### [Document segment]
——

# Eastern Orthodox and the Athanasian Creed



## Marrow Man (Jun 13, 2012)

I read this article this morning and it made we wonder about how firmly EOs hold to the Filioque statement in the Nicaean-Constantinopolitan Creed.

http://theaquilareport.com/remove-the-filioque-clause-from-the-nicene-creed-virtue-online/

The article includes this paragraph:



> It is sometimes argued that the Athanasian Creed contains the Filioque clause so it must have been used anciently, and it does in the West just as it is included in the Nicene Creed, but the Eastern Orthodox Churches also make use of the Athanasian Creed in the Liturgy of the Hours where it is found without the Filioque clause.



The Athanasian Creed includes this statement:



> The Holy Spirit is of the Father and of the Son; neither made, nor created, nor begotten, but proceeding.



My question: does the EO Church reject the Athanasian Creed, omit/edit the line, or something else? I understand that the phrase is not part of the original N-C Creed, but how do they handle its occurrence in the Athanasian Creed?

——

### [Record excerpts]
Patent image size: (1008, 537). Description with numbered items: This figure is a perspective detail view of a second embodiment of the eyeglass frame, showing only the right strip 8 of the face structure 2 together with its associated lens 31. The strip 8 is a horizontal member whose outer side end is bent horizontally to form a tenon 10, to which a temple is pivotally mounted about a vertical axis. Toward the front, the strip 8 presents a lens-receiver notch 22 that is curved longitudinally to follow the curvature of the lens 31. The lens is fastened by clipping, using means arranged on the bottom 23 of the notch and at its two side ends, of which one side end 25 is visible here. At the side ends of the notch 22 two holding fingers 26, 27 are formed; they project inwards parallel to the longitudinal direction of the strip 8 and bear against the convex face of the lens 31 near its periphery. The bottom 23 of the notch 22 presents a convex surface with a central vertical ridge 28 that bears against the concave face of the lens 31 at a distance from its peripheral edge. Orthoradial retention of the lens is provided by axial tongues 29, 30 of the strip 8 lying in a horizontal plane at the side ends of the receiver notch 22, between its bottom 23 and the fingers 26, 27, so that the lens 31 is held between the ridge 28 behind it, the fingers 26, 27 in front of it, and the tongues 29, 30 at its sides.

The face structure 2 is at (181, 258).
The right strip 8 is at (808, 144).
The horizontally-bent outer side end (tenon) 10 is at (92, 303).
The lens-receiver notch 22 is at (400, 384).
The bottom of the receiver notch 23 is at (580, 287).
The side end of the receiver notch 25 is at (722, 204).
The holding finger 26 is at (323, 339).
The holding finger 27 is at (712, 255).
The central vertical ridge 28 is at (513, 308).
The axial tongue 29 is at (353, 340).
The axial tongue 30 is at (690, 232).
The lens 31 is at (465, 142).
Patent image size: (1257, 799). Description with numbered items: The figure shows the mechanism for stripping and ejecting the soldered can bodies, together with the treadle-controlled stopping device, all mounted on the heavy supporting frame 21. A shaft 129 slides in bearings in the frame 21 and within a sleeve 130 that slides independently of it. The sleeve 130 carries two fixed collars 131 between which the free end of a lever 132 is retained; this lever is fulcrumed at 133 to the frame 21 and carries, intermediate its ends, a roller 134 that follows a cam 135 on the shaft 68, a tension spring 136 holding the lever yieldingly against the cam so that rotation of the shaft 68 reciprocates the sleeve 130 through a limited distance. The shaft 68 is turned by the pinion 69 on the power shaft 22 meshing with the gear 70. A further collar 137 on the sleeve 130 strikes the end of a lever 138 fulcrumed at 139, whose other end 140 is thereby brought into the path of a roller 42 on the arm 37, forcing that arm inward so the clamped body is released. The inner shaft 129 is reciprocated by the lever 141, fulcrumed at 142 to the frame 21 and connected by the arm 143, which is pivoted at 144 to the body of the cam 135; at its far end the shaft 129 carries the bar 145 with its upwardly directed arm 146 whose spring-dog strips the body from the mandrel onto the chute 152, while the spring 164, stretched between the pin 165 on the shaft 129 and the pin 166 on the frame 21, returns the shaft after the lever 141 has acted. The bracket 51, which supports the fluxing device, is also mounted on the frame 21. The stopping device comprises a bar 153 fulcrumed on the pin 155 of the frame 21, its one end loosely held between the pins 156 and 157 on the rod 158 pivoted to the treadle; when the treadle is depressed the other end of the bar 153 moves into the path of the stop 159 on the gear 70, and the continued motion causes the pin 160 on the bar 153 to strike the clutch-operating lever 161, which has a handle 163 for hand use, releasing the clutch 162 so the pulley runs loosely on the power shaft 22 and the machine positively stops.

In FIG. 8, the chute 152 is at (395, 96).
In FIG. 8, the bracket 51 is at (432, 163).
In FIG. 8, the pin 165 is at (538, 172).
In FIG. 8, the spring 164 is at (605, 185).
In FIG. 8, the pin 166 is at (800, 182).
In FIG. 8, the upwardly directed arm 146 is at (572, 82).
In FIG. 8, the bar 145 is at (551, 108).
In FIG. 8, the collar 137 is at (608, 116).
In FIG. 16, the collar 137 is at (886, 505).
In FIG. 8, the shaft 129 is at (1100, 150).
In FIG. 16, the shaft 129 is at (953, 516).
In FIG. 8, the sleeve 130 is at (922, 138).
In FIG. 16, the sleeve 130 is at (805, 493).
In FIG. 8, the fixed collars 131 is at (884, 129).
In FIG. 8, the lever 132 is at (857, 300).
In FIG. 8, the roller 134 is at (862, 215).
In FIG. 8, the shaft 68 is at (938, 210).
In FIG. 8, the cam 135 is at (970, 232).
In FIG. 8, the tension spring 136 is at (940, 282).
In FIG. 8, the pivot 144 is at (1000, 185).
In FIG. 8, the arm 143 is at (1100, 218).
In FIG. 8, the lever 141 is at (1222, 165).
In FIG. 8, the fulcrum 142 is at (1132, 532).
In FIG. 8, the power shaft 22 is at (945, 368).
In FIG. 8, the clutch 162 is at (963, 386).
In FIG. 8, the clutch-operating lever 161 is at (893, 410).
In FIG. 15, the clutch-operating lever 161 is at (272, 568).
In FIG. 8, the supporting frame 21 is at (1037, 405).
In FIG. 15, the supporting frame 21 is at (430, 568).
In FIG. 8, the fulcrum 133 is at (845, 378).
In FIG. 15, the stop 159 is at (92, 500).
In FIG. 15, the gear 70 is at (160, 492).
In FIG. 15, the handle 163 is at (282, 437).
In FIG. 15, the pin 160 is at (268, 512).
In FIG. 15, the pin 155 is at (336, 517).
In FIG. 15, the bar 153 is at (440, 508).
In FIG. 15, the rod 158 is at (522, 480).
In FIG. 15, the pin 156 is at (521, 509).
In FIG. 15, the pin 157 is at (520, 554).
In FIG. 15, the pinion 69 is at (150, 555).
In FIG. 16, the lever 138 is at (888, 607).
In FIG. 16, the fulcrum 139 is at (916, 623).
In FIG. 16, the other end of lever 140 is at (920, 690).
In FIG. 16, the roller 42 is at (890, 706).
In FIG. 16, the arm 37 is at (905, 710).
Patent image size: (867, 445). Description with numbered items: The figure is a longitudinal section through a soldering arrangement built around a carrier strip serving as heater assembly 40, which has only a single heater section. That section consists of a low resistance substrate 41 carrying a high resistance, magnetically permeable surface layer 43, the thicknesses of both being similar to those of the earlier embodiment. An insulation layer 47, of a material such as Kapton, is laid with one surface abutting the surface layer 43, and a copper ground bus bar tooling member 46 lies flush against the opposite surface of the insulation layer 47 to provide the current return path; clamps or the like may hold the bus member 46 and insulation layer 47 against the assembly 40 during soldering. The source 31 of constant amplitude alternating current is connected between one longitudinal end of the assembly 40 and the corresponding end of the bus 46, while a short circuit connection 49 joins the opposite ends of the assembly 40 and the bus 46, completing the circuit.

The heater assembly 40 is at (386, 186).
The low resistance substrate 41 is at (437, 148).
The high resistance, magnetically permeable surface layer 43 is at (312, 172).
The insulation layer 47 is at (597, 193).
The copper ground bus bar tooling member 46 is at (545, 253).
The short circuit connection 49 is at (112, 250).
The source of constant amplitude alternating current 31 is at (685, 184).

——

### [Written request 1]
Reproduce the passage from the forum post on the Athanasian Creed that begins at the words "## Marrow Man" and stops after the words "the Filioque clause.".
### [Written request 2]
In the forum post on the Athanasian Creed, where does the quoted article say the Eastern Orthodox Churches use that creed?
### [Written request 3]
Extend the forum thread on the Eastern Orthodox and the Athanasian Creed, picking up right after its final sentence.

### [Task response 1]
## Marrow Man (Jun 13, 2012)

I read this article this morning and it made we wonder about how firmly EOs hold to the Filioque statement in the Nicaean-Constantinopolitan Creed.

http://theaquilareport.com/remove-the-filioque-clause-from-the-nicene-creed-virtue-online/

The article includes this paragraph:



> It is sometimes argued that the Athanasian Creed contains the Filioque clause so it must have been used anciently, and it does in the West just as it is included in the Nicene Creed, but the Eastern Orthodox Churches also make use of the Athanasian Creed in the Liturgy of the Hours where it is found without the Filioque clause.

### [Task response 2]
In the Liturgy of the Hours, where it appears without the Filioque clause.

### [Task response 3]
----------



## arapahoepark (Jun 13, 2012)

I am not sure, I think the West after much consideration inserted it, or so I have heard and (hence the schism). A much better church historian than I should answer the question though if I am wrong.


----------



## Phil D. (Jun 13, 2012)

My understanding is that most branches of EO reject, or at least do not liturgically use the Athanasian Creed (so called) because of its inclusion of the clause _Spiritus Sanctus a Patre et Filio_.


----------



## yeutter (Jun 13, 2012)

The Athanasian Creed is a Western Church creed and was never adopted by an oecumenical synod. The Eastern Orthodox Churches have not adopted nor does she use the Athanasian Creed.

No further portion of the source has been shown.